▶ [ÉNONCÉ 1]:
D'après l'extrait fourni, en quelle année le premier blog est-il apparu sur la toile ?
▶ [ÉNONCÉ 2]:
Reproduisez tel quel le passage de l'extrait fourni qui commence par "La Toile et ses relents de haine ordinaire ©" et se poursuit jusqu'à "Non sans heurts.".

▶ [EXTRAIT FOURNI]:
Retour à Archives opinions

La Toile et ses relents de haine ordinaire

La Toile et ses relents de haine ordinaire © Leyla Vidal BELPRESS

Quand un premier courriel a traversé les airs, c'était il y a un peu plus de quarante ans : 1971. Aujourd'hui, bien courageux celui qui se mettrait au défi de les comptabiliser quotidiennement. D'autant que s'y sont ajouté le "livre des visages" facebookien qui concerne près d'un milliard et demi de participants. Ou l'oiseau bleu de Twitter qui revendique plus d’un demi-milliard de messages par jour. Rapidité, concision, réactivité… guident les usages. Non sans heurts.


Après les balbutiements des échanges électroniques dans les années 70, une deuxième vague de grands changements dans les modes de communication occupera les années 90. 1994, le premier blog s'étale sur la toile. C'est l'époque aussi où les journaux d'information affichent leur présence sur Internet et commencent à ouvrir des espaces de parole pour leurs lecteurs. Forumeurs, commentateurs, "experts du vécu"… les lecteurs trouvent des espaces pour interagir. Puis, c'est l'accélération : Facebook apparaît en 2004, Twitter en 2006… Suivent Instagram, Snapchat, Whatsapp… tandis que les premiers n'en finissent pas de gonfler. Les interactions se mènent en rafales, dans un flux continu, fourni et hyper-réactif.

"Pendant un temps, on a pu croire que 'la communauté du web' (…) allait s’autoréguler, que ceux qui dérapent seraient rappelés à l’ordre par les autres internautes."

Le mythe de l'autorégulation

Tout un art, remarque le journaliste Alain Gerlache, dans une récente chronique du web à l'occasion des dix ans du premier tweet (1). Un art, comme le narrait l'écrivain André Gide, qui "naît de contraintes, vit de luttes et meurt de liberté". Mais un art qui ne s'exerce pas sans accros, sans dérives voire sans tragédies. "La brièveté ne s’accommode pas de beaucoup de nuances. Ce qui encourage les nombreux dérapages qui émaillent les débats sur le réseau."

Lassés, blessés, parfois meurtris, certains clôturent leurs comptes, quittent le réseau, le délaissent. "Tout n'est pas rose pour l'oiseau bleu", relève l'observateur attentif du web. Comme sur l'ensemble de la Toile, d'ailleurs. "Pendant un temps, on a pu croire que 'la Communauté du Web' (…) allait s’autoréguler, que ceux qui dérapent seraient rappelés à l’ordre par les autres internautes. Mais bon, aujourd’hui, on sait que ça tient du mythe. C’est de plus en plus souvent le contraire qui se passe. Quand quelqu’un passe les bornes, d’autres franchissent les limites." Elles sont d'autant plus facilement dépassées que les personnes visées ne sont pas présentes en chair et en os, comme IRL entendez In real life (dans la vraie vie).

▶ [DONNÉES FOURNIES]:
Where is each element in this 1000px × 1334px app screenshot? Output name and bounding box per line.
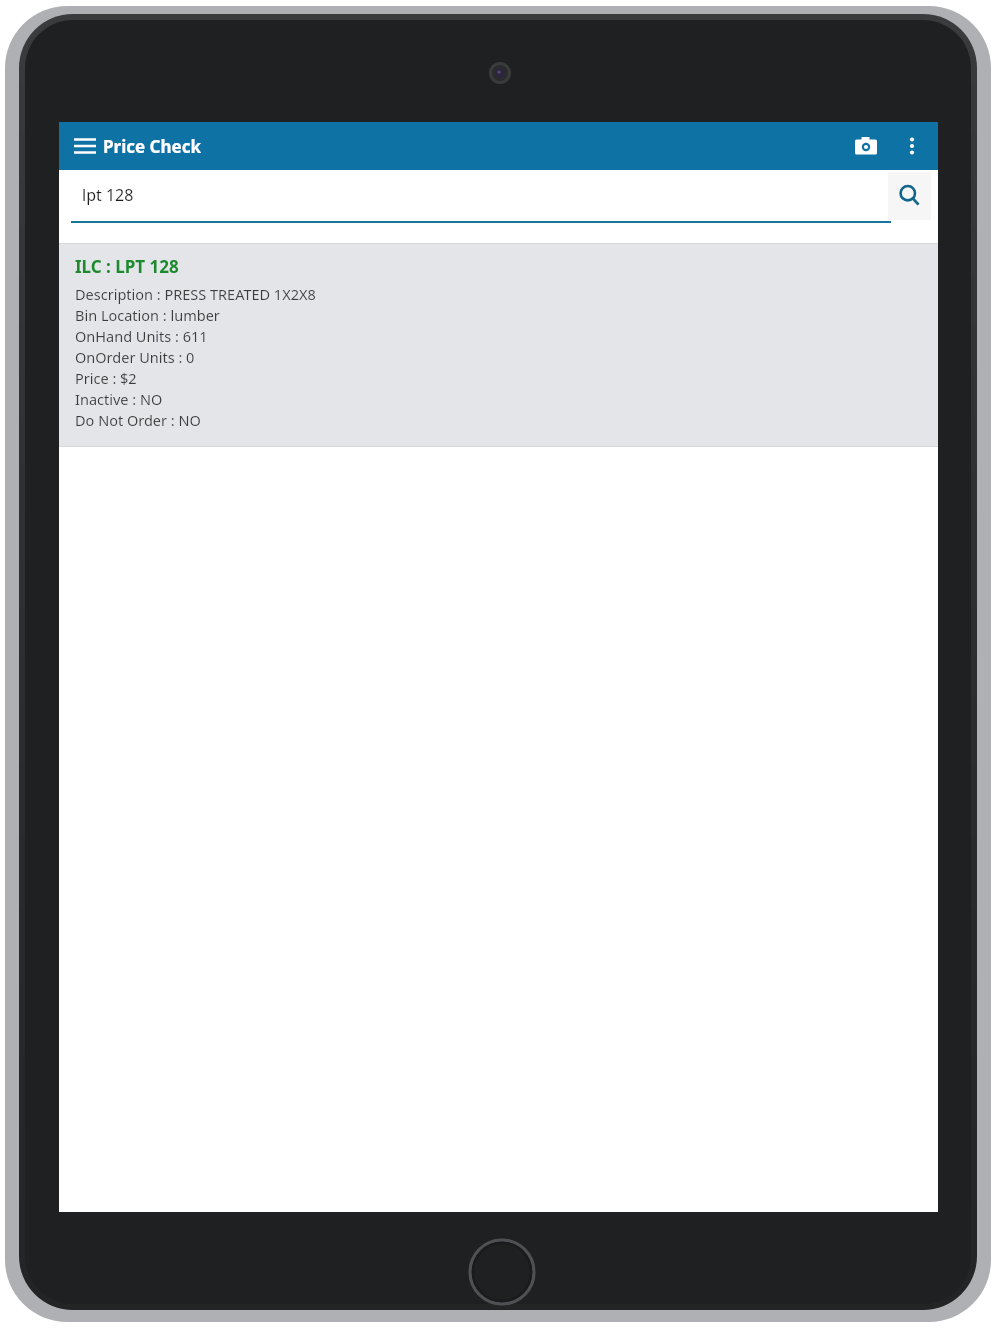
button[interactable]: Scan barcode with camera <box>842 122 890 170</box>
button[interactable]: Search <box>888 172 931 220</box>
staticText: lpt 128 <box>82 184 134 206</box>
staticText: Description : PRESS TREATED 1X2X8 <box>75 284 316 304</box>
button[interactable]: Open navigation menu <box>63 124 107 168</box>
staticText: OnOrder Units : 0 <box>75 347 195 367</box>
staticText: OnHand Units : 611 <box>75 326 208 346</box>
button[interactable]: lpt 128 <box>71 170 891 223</box>
staticText: Price : $2 <box>75 368 137 388</box>
staticText: Bin Location : lumber <box>75 305 220 325</box>
staticText: Do Not Order : NO <box>75 410 201 430</box>
button[interactable]: More options <box>890 124 934 168</box>
staticText: ILC : LPT 128 <box>75 255 179 278</box>
staticText: Price Check <box>103 135 202 158</box>
button[interactable]: ILC : LPT 128 <box>59 243 938 447</box>
staticText: Inactive : NO <box>75 389 163 409</box>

▶ [CORRIGÉ DÉTAILLÉ 1]:
En 1994.

▶ [CORRIGÉ DÉTAILLÉ 2]:
La Toile et ses relents de haine ordinaire © Leyla Vidal BELPRESS

Quand un premier courriel a traversé les airs, c'était il y a un peu plus de quarante ans : 1971. Aujourd'hui, bien courageux celui qui se mettrait au défi de les comptabiliser quotidiennement. D'autant que s'y sont ajouté le "livre des visages" facebookien qui concerne près d'un milliard et demi de participants. Ou l'oiseau bleu de Twitter qui revendique plus d’un demi-milliard de messages par jour. Rapidité, concision, réactivité… guident les usages. Non sans heurts.